Every line of the listing must be reproduced as it stands. Leave the images behind.

>> START EXERCISE DATA

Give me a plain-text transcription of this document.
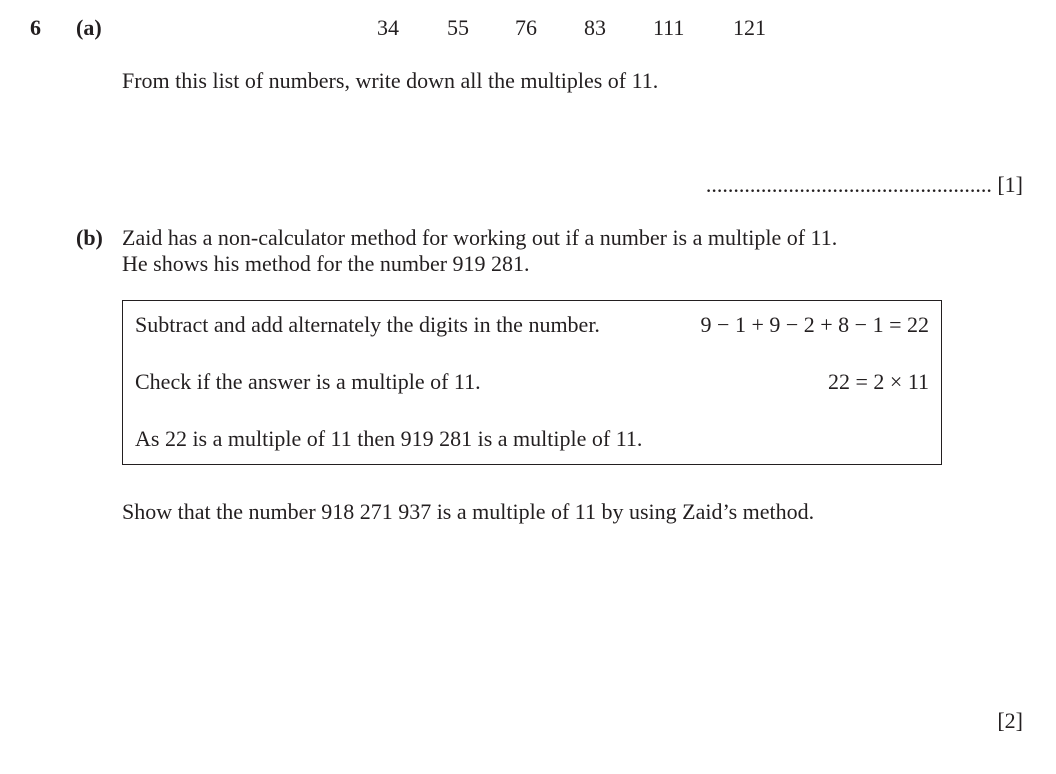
6 (a)	34 55 76 83 111 121
From this list of numbers, write down all the multiples of 11.
.................................................... [1]
(b) Zaid has a non-calculator method for working out if a number is a multiple of 11.
He shows his method for the number 919 281.
Subtract and add alternately the digits in the number.	9 − 1 + 9 − 2 + 8 − 1 = 22
Check if the answer is a multiple of 11.	22 = 2 × 11
As 22 is a multiple of 11 then 919 281 is a multiple of 11.
Show that the number 918 271 937 is a multiple of 11 by using Zaid’s method.
[2]
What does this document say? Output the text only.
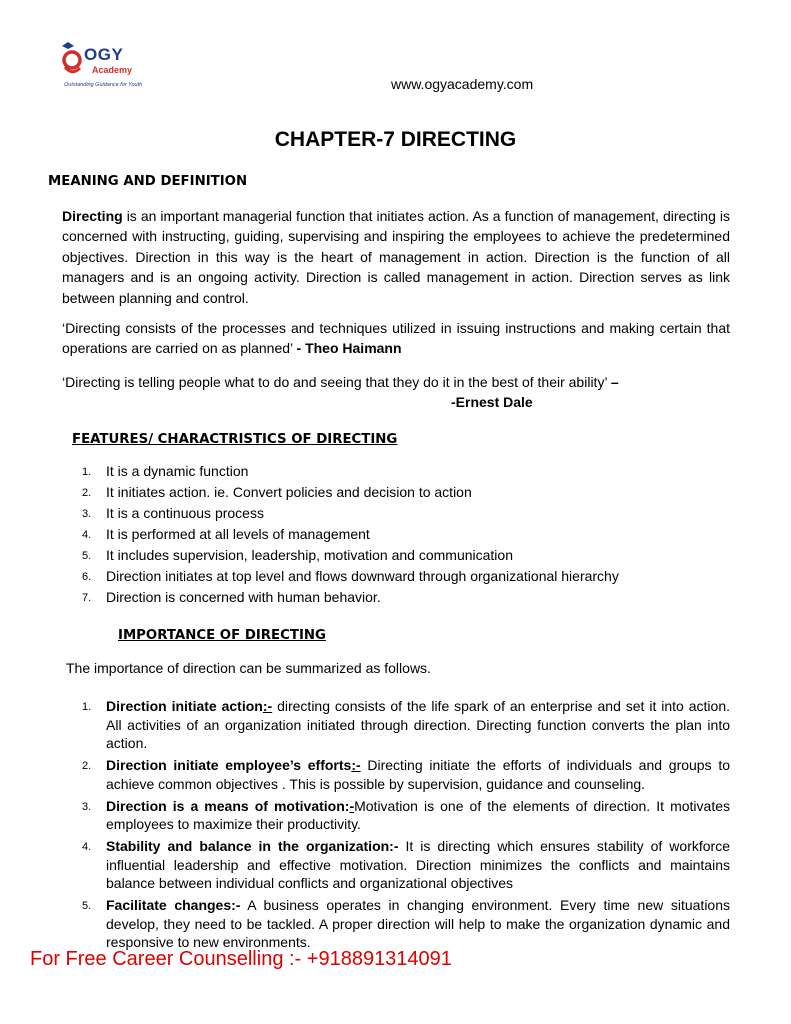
OGY
Academy
Outstanding Guidance for Youth	www.ogyacademy.com
CHAPTER-7 DIRECTING
MEANING AND DEFINITION

Directing is an important managerial function that initiates action. As a function of management, directing is concerned with instructing, guiding, supervising and inspiring the employees to achieve the predetermined objectives. Direction in this way is the heart of management in action. Direction is the function of all managers and is an ongoing activity. Direction is called management in action. Direction serves as link between planning and control.

‘Directing consists of the processes and techniques utilized in issuing instructions and making certain that operations are carried on as planned’ - Theo Haimann

‘Directing is telling people what to do and seeing that they do it in the best of their ability’ –

-Ernest Dale
FEATURES/ CHARACTRISTICS OF DIRECTING
1. It is a dynamic function
2. It initiates action. ie. Convert policies and decision to action
3. It is a continuous process
4. It is performed at all levels of management
5. It includes supervision, leadership, motivation and communication
6. Direction initiates at top level and flows downward through organizational hierarchy
7. Direction is concerned with human behavior.
IMPORTANCE OF DIRECTING

The importance of direction can be summarized as follows.

1. Direction initiate action:- directing consists of the life spark of an enterprise and set it into action. All activities of an organization initiated through direction. Directing function converts the plan into action.
2. Direction initiate employee’s efforts:- Directing initiate the efforts of individuals and groups to achieve common objectives . This is possible by supervision, guidance and counseling.
3. Direction is a means of motivation:-Motivation is one of the elements of direction. It motivates employees to maximize their productivity.
4. Stability and balance in the organization:- It is directing which ensures stability of workforce influential leadership and effective motivation. Direction minimizes the conflicts and maintains balance between individual conflicts and organizational objectives
5. Facilitate changes:- A business operates in changing environment. Every time new situations develop, they need to be tackled. A proper direction will help to make the organization dynamic and responsive to new environments.
For Free Career Counselling :- +918891314091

>> END EXERCISE DATA

| OUTPUT |
Give me a plain-text transcription of this document.
6 (a)	34 55 76 83 111 121
From this list of numbers, write down all the multiples of 11.
.................................................... [1]
(b) Zaid has a non-calculator method for working out if a number is a multiple of 11.
He shows his method for the number 919 281.
Subtract and add alternately the digits in the number.	9 − 1 + 9 − 2 + 8 − 1 = 22
Check if the answer is a multiple of 11.	22 = 2 × 11
As 22 is a multiple of 11 then 919 281 is a multiple of 11.
Show that the number 918 271 937 is a multiple of 11 by using Zaid’s method.
[2]
What does this document say? Output the text only.
OGY
Academy
Outstanding Guidance for Youth	www.ogyacademy.com
CHAPTER-7 DIRECTING
MEANING AND DEFINITION

Directing is an important managerial function that initiates action. As a function of management, directing is concerned with instructing, guiding, supervising and inspiring the employees to achieve the predetermined objectives. Direction in this way is the heart of management in action. Direction is the function of all managers and is an ongoing activity. Direction is called management in action. Direction serves as link between planning and control.

‘Directing consists of the processes and techniques utilized in issuing instructions and making certain that operations are carried on as planned’ - Theo Haimann

‘Directing is telling people what to do and seeing that they do it in the best of their ability’ –

-Ernest Dale
FEATURES/ CHARACTRISTICS OF DIRECTING
1. It is a dynamic function
2. It initiates action. ie. Convert policies and decision to action
3. It is a continuous process
4. It is performed at all levels of management
5. It includes supervision, leadership, motivation and communication
6. Direction initiates at top level and flows downward through organizational hierarchy
7. Direction is concerned with human behavior.
IMPORTANCE OF DIRECTING

The importance of direction can be summarized as follows.

1. Direction initiate action:- directing consists of the life spark of an enterprise and set it into action. All activities of an organization initiated through direction. Directing function converts the plan into action.
2. Direction initiate employee’s efforts:- Directing initiate the efforts of individuals and groups to achieve common objectives . This is possible by supervision, guidance and counseling.
3. Direction is a means of motivation:-Motivation is one of the elements of direction. It motivates employees to maximize their productivity.
4. Stability and balance in the organization:- It is directing which ensures stability of workforce influential leadership and effective motivation. Direction minimizes the conflicts and maintains balance between individual conflicts and organizational objectives
5. Facilitate changes:- A business operates in changing environment. Every time new situations develop, they need to be tackled. A proper direction will help to make the organization dynamic and responsive to new environments.
For Free Career Counselling :- +918891314091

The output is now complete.